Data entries
┌──

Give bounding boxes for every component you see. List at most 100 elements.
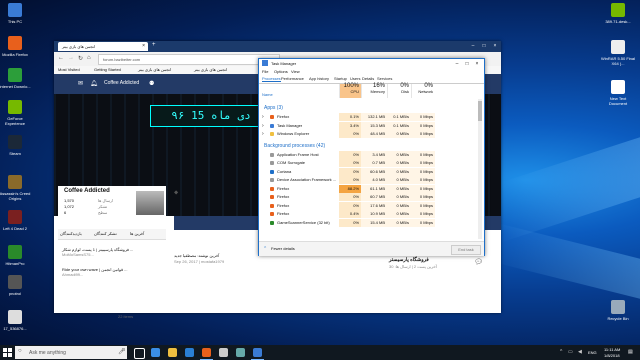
search-box[interactable]: ○ Ask me anything 🎤︎ — [15, 346, 127, 359]
tab-close-icon[interactable]: × — [142, 43, 145, 49]
browser-titlebar[interactable]: انجمن های بازی بیتر × + – □ × — [54, 41, 501, 52]
menu-options[interactable]: Options — [274, 69, 288, 74]
volume-icon[interactable]: ◀ — [578, 349, 582, 355]
desktop-icon[interactable]: Assassin's Creed Origins — [0, 175, 32, 201]
desktop-icon[interactable]: Steam — [0, 135, 32, 156]
browser-tab[interactable]: انجمن های بازی بیتر × — [58, 42, 148, 51]
desktop-icon[interactable]: This PC — [0, 3, 32, 24]
tab-app-history[interactable]: App history — [309, 76, 329, 81]
expand-chevron-icon[interactable]: › — [262, 113, 264, 121]
tab-details[interactable]: Details — [362, 76, 374, 81]
task-manager-icon[interactable] — [253, 348, 262, 357]
list-item[interactable]: فروشگاه پارسیبیتر | 1 پست، لوازم شکار ..… — [62, 247, 162, 257]
scrollbar[interactable] — [478, 99, 482, 239]
bookmark-item[interactable]: Getting Started — [94, 67, 121, 72]
chevron-up-icon[interactable]: ⌃ — [263, 246, 267, 252]
menu-file[interactable]: File — [262, 69, 268, 74]
column-name[interactable]: Name — [262, 92, 273, 97]
profile-name[interactable]: Coffee Addicted — [64, 188, 110, 194]
maximize-button[interactable]: □ — [480, 43, 488, 49]
process-row[interactable]: Application Frame Host 0% 3.4 MB 0 MB/s 0 Mb… — [259, 150, 479, 159]
close-button[interactable]: × — [473, 61, 481, 67]
menu-view[interactable]: View — [291, 69, 300, 74]
column-network[interactable]: 0% Network — [411, 83, 435, 98]
tab-users[interactable]: Users — [350, 76, 360, 81]
close-button[interactable]: × — [491, 43, 499, 49]
desktop-icon[interactable]: Mozilla Firefox — [0, 36, 32, 57]
column-disk[interactable]: 0% Disk — [387, 83, 411, 98]
desktop-icon[interactable]: HitmanPro — [0, 245, 32, 266]
scrollbar-thumb[interactable] — [478, 101, 482, 121]
process-row[interactable]: Firefox 0% 60.7 MB 0 MB/s 0 Mbps — [259, 193, 479, 201]
network-icon[interactable]: ▭ — [568, 349, 573, 355]
home-icon[interactable]: ⌂ — [87, 55, 91, 61]
desktop-icon[interactable]: pnotrol — [0, 275, 32, 296]
desktop-icon[interactable]: Internet Downlo... — [0, 68, 32, 89]
desktop-icon[interactable]: 17_536876... — [0, 310, 32, 331]
address-bar[interactable]: forum.bazibeiter.com — [98, 54, 280, 65]
process-row[interactable]: Firefox 0% 17.6 MB 0 MB/s 0 Mbps — [259, 201, 479, 210]
tray-chevron-icon[interactable]: ^ — [560, 349, 562, 355]
firefox-icon[interactable] — [202, 348, 211, 357]
tab-processes[interactable]: Processes — [262, 76, 281, 82]
tab-performance[interactable]: Performance — [281, 76, 304, 81]
process-row[interactable]: Firefox 0.4% 10.9 MB 0 MB/s 0 Mbps — [259, 210, 479, 218]
back-icon[interactable]: ← — [58, 55, 64, 61]
process-row[interactable]: Firefox 88.2% 61.1 MB 0 MB/s 0 Mbps — [259, 184, 479, 193]
bookmark-item[interactable]: Most Visited — [58, 67, 80, 72]
start-button[interactable] — [2, 347, 13, 358]
fewer-details-link[interactable]: Fewer details — [271, 246, 295, 251]
language-indicator[interactable]: ENG — [588, 350, 597, 355]
process-row[interactable]: › Task Manager 3.4% 15.3 MB 0.1 MB/s 0 Mbps — [259, 121, 479, 130]
task-view-icon[interactable] — [134, 348, 145, 359]
header-username[interactable]: Coffee Addicted — [104, 80, 139, 86]
desktop-icon[interactable]: 389.71-desk... — [601, 3, 635, 24]
thread-item[interactable]: آخرین نوشته: مصطفیا جدید Sep 26, 2017 | … — [174, 253, 264, 267]
list-item[interactable]: Ride your own wave | قوانین انجمن ... Ah… — [62, 267, 162, 277]
reload-icon[interactable]: ↻ — [78, 55, 83, 62]
store-icon[interactable] — [185, 348, 194, 357]
maximize-button[interactable]: □ — [463, 61, 471, 67]
column-memory[interactable]: 16% Memory — [361, 83, 387, 98]
task-manager-window[interactable]: Task Manager – □ × File Options View Pro… — [258, 58, 485, 256]
new-tab-button[interactable]: + — [152, 42, 156, 48]
process-row[interactable]: GameScannerService (32 bit) 0% 15.4 MB 0 MB… — [259, 218, 479, 227]
bell-icon[interactable]: 🔔︎ — [90, 80, 98, 87]
expand-chevron-icon[interactable]: › — [262, 122, 264, 130]
process-row[interactable]: COM Surrogate 0% 0.7 MB 0 MB/s 0 Mbps — [259, 159, 479, 167]
desktop-icon[interactable]: GeForce Experience — [0, 100, 32, 126]
tab-services[interactable]: Services — [377, 76, 392, 81]
file-explorer-icon[interactable] — [168, 348, 177, 357]
share-icon[interactable]: ⬥ — [174, 190, 178, 197]
desktop-icon[interactable]: WinRAR 5.50 Final X64 (... — [601, 40, 635, 66]
notifications-icon[interactable]: ▤ — [628, 349, 633, 355]
mail-icon[interactable]: ✉ — [78, 80, 83, 87]
tab-visitors[interactable]: بازدیدکنندگان — [60, 231, 82, 236]
tab-startup[interactable]: Startup — [334, 76, 347, 81]
process-row[interactable]: Device Association Framework ... 0% 4.0 MB… — [259, 176, 479, 184]
desktop-icon[interactable]: New Text Document — [601, 80, 635, 106]
bookmark-item[interactable]: انجمن های بازی بیتر — [138, 67, 171, 72]
user-icon[interactable]: ⚉ — [149, 80, 154, 87]
monitor-icon[interactable] — [236, 348, 245, 357]
minimize-button[interactable]: – — [453, 61, 461, 67]
task-manager-titlebar[interactable]: Task Manager – □ × — [259, 59, 484, 68]
expand-chevron-icon[interactable]: › — [262, 130, 264, 138]
gear-icon[interactable] — [219, 348, 228, 357]
end-task-button[interactable]: End task — [451, 245, 481, 255]
process-row[interactable]: › Windows Explorer 0% 48.4 MB 0 MB/s 0 Mbps — [259, 130, 479, 138]
clock-date[interactable]: 1/8/2018 — [604, 353, 620, 358]
process-row[interactable]: Cortana 0% 60.6 MB 0 MB/s 0 Mbps — [259, 167, 479, 176]
desktop-icon[interactable]: Left 4 Dead 2 — [0, 210, 32, 231]
tab-latest[interactable]: آخرین ها — [130, 231, 144, 236]
bookmark-item[interactable]: انجمن های بازی بیتر — [194, 67, 227, 72]
column-cpu[interactable]: 100% CPU — [339, 83, 361, 98]
microphone-icon[interactable]: 🎤︎ — [118, 348, 126, 355]
clock-time[interactable]: 11:11 AM — [604, 347, 620, 352]
edge-icon[interactable] — [151, 348, 160, 357]
minimize-button[interactable]: – — [469, 43, 477, 49]
forward-icon[interactable]: → — [68, 55, 74, 61]
avatar[interactable] — [136, 191, 164, 215]
desktop-icon[interactable]: Recycle Bin — [601, 300, 635, 321]
tab-thanks[interactable]: تشکر کنندگان — [94, 231, 117, 236]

└──

§ STATED EXERCISE
Reproduce every one of the lines above word for word, leaving the pictures out of your output.

§ PROBLEM SOLUTION
Give bounding boxes for every component you see. List at most 100 elements.
search-box[interactable]: ○ Ask me anything 🎤︎ — [15, 346, 127, 359]
tab-close-icon[interactable]: × — [142, 43, 145, 49]
browser-titlebar[interactable]: انجمن های بازی بیتر × + – □ × — [54, 41, 501, 52]
menu-options[interactable]: Options — [274, 69, 288, 74]
volume-icon[interactable]: ◀ — [578, 349, 582, 355]
desktop-icon[interactable]: Assassin's Creed Origins — [0, 175, 32, 201]
desktop-icon[interactable]: Steam — [0, 135, 32, 156]
browser-tab[interactable]: انجمن های بازی بیتر × — [58, 42, 148, 51]
desktop-icon[interactable]: This PC — [0, 3, 32, 24]
tab-app-history[interactable]: App history — [309, 76, 329, 81]
expand-chevron-icon[interactable]: › — [262, 113, 264, 121]
tab-details[interactable]: Details — [362, 76, 374, 81]
task-manager-icon[interactable] — [253, 348, 262, 357]
list-item[interactable]: فروشگاه پارسیبیتر | 1 پست، لوازم شکار ..… — [62, 247, 162, 257]
scrollbar[interactable] — [478, 99, 482, 239]
bookmark-item[interactable]: Getting Started — [94, 67, 121, 72]
chevron-up-icon[interactable]: ⌃ — [263, 246, 267, 252]
menu-file[interactable]: File — [262, 69, 268, 74]
column-name[interactable]: Name — [262, 92, 273, 97]
profile-name[interactable]: Coffee Addicted — [64, 188, 110, 194]
maximize-button[interactable]: □ — [480, 43, 488, 49]
process-row[interactable]: Application Frame Host 0% 3.4 MB 0 MB/s 0 Mb… — [259, 150, 479, 159]
close-button[interactable]: × — [473, 61, 481, 67]
menu-view[interactable]: View — [291, 69, 300, 74]
column-network[interactable]: 0% Network — [411, 83, 435, 98]
tab-users[interactable]: Users — [350, 76, 360, 81]
close-button[interactable]: × — [491, 43, 499, 49]
desktop-icon[interactable]: Mozilla Firefox — [0, 36, 32, 57]
column-disk[interactable]: 0% Disk — [387, 83, 411, 98]
desktop-icon[interactable]: HitmanPro — [0, 245, 32, 266]
scrollbar-thumb[interactable] — [478, 101, 482, 121]
process-row[interactable]: Firefox 0% 60.7 MB 0 MB/s 0 Mbps — [259, 193, 479, 201]
network-icon[interactable]: ▭ — [568, 349, 573, 355]
home-icon[interactable]: ⌂ — [87, 55, 91, 61]
desktop-icon[interactable]: pnotrol — [0, 275, 32, 296]
desktop-icon[interactable]: Internet Downlo... — [0, 68, 32, 89]
desktop-icon[interactable]: 17_536876... — [0, 310, 32, 331]
address-bar[interactable]: forum.bazibeiter.com — [98, 54, 280, 65]
process-row[interactable]: Firefox 0% 17.6 MB 0 MB/s 0 Mbps — [259, 201, 479, 210]
tray-chevron-icon[interactable]: ^ — [560, 349, 562, 355]
firefox-icon[interactable] — [202, 348, 211, 357]
tab-processes[interactable]: Processes — [262, 76, 281, 82]
tab-performance[interactable]: Performance — [281, 76, 304, 81]
process-row[interactable]: Firefox 0.4% 10.9 MB 0 MB/s 0 Mbps — [259, 210, 479, 218]
back-icon[interactable]: ← — [58, 55, 64, 61]
process-row[interactable]: Firefox 88.2% 61.1 MB 0 MB/s 0 Mbps — [259, 184, 479, 193]
bookmark-item[interactable]: Most Visited — [58, 67, 80, 72]
start-button[interactable] — [2, 347, 13, 358]
fewer-details-link[interactable]: Fewer details — [271, 246, 295, 251]
language-indicator[interactable]: ENG — [588, 350, 597, 355]
process-row[interactable]: › Task Manager 3.4% 15.3 MB 0.1 MB/s 0 Mbps — [259, 121, 479, 130]
task-view-icon[interactable] — [134, 348, 145, 359]
header-username[interactable]: Coffee Addicted — [104, 80, 139, 86]
desktop-icon[interactable]: 389.71-desk... — [601, 3, 635, 24]
thread-item[interactable]: آخرین نوشته: مصطفیا جدید Sep 26, 2017 | … — [174, 253, 264, 267]
list-item[interactable]: Ride your own wave | قوانین انجمن ... Ah… — [62, 267, 162, 277]
reload-icon[interactable]: ↻ — [78, 55, 83, 62]
store-icon[interactable] — [185, 348, 194, 357]
maximize-button[interactable]: □ — [463, 61, 471, 67]
column-memory[interactable]: 16% Memory — [361, 83, 387, 98]
task-manager-window[interactable]: Task Manager – □ × File Options View Pro… — [258, 58, 485, 256]
new-tab-button[interactable]: + — [152, 42, 156, 48]
process-row[interactable]: GameScannerService (32 bit) 0% 15.4 MB 0 MB… — [259, 218, 479, 227]
bell-icon[interactable]: 🔔︎ — [90, 80, 98, 87]
expand-chevron-icon[interactable]: › — [262, 122, 264, 130]
process-row[interactable]: COM Surrogate 0% 0.7 MB 0 MB/s 0 Mbps — [259, 159, 479, 167]
desktop-icon[interactable]: GeForce Experience — [0, 100, 32, 126]
tab-services[interactable]: Services — [377, 76, 392, 81]
file-explorer-icon[interactable] — [168, 348, 177, 357]
share-icon[interactable]: ⬥ — [174, 190, 178, 197]
desktop-icon[interactable]: WinRAR 5.50 Final X64 (... — [601, 40, 635, 66]
notifications-icon[interactable]: ▤ — [628, 349, 633, 355]
mail-icon[interactable]: ✉ — [78, 80, 83, 87]
tab-visitors[interactable]: بازدیدکنندگان — [60, 231, 82, 236]
tab-startup[interactable]: Startup — [334, 76, 347, 81]
process-row[interactable]: Device Association Framework ... 0% 4.0 MB… — [259, 176, 479, 184]
desktop-icon[interactable]: New Text Document — [601, 80, 635, 106]
bookmark-item[interactable]: انجمن های بازی بیتر — [138, 67, 171, 72]
user-icon[interactable]: ⚉ — [149, 80, 154, 87]
monitor-icon[interactable] — [236, 348, 245, 357]
minimize-button[interactable]: – — [453, 61, 461, 67]
task-manager-titlebar[interactable]: Task Manager – □ × — [259, 59, 484, 68]
expand-chevron-icon[interactable]: › — [262, 130, 264, 138]
gear-icon[interactable] — [219, 348, 228, 357]
end-task-button[interactable]: End task — [451, 245, 481, 255]
process-row[interactable]: › Windows Explorer 0% 48.4 MB 0 MB/s 0 Mbps — [259, 130, 479, 138]
clock-date[interactable]: 1/8/2018 — [604, 353, 620, 358]
process-row[interactable]: Cortana 0% 60.6 MB 0 MB/s 0 Mbps — [259, 167, 479, 176]
desktop-icon[interactable]: Left 4 Dead 2 — [0, 210, 32, 231]
tab-latest[interactable]: آخرین ها — [130, 231, 144, 236]
bookmark-item[interactable]: انجمن های بازی بیتر — [194, 67, 227, 72]
column-cpu[interactable]: 100% CPU — [339, 83, 361, 98]
microphone-icon[interactable]: 🎤︎ — [118, 348, 126, 355]
clock-time[interactable]: 11:11 AM — [604, 347, 620, 352]
edge-icon[interactable] — [151, 348, 160, 357]
minimize-button[interactable]: – — [469, 43, 477, 49]
forward-icon[interactable]: → — [68, 55, 74, 61]
avatar[interactable] — [136, 191, 164, 215]
desktop-icon[interactable]: Recycle Bin — [601, 300, 635, 321]
tab-thanks[interactable]: تشکر کنندگان — [94, 231, 117, 236]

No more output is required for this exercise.